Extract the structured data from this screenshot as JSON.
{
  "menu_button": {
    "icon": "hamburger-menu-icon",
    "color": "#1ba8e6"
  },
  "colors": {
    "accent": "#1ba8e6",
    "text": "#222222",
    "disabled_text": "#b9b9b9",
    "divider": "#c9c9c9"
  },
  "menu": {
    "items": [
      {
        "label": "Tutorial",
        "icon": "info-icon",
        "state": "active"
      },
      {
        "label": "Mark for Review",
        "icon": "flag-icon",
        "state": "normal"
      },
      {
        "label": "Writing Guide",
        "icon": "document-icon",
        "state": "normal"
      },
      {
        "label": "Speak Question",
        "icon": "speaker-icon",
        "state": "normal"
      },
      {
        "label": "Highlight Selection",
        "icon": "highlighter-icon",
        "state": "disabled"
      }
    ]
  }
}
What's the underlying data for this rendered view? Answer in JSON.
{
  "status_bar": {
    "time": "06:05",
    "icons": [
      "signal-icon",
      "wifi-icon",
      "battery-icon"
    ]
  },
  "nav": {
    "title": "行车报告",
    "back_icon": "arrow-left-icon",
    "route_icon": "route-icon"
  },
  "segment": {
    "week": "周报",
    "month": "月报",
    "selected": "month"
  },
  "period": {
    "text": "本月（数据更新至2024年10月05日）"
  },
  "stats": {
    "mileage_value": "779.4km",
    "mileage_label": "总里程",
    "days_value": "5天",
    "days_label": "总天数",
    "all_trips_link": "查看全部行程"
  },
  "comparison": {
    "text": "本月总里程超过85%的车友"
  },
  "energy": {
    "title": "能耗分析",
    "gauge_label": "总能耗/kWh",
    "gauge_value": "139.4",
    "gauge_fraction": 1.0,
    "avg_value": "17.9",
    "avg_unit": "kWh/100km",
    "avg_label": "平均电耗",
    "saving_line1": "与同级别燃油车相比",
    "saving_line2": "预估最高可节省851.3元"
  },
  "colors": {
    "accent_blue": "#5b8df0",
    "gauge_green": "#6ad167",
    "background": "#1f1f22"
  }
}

+===+

= What to do =
Show the lines where the word "data" appears in the entries.

= The output =
Extract the structured data from this screenshot as JSON.
What's the underlying data for this rendered view? Answer in JSON.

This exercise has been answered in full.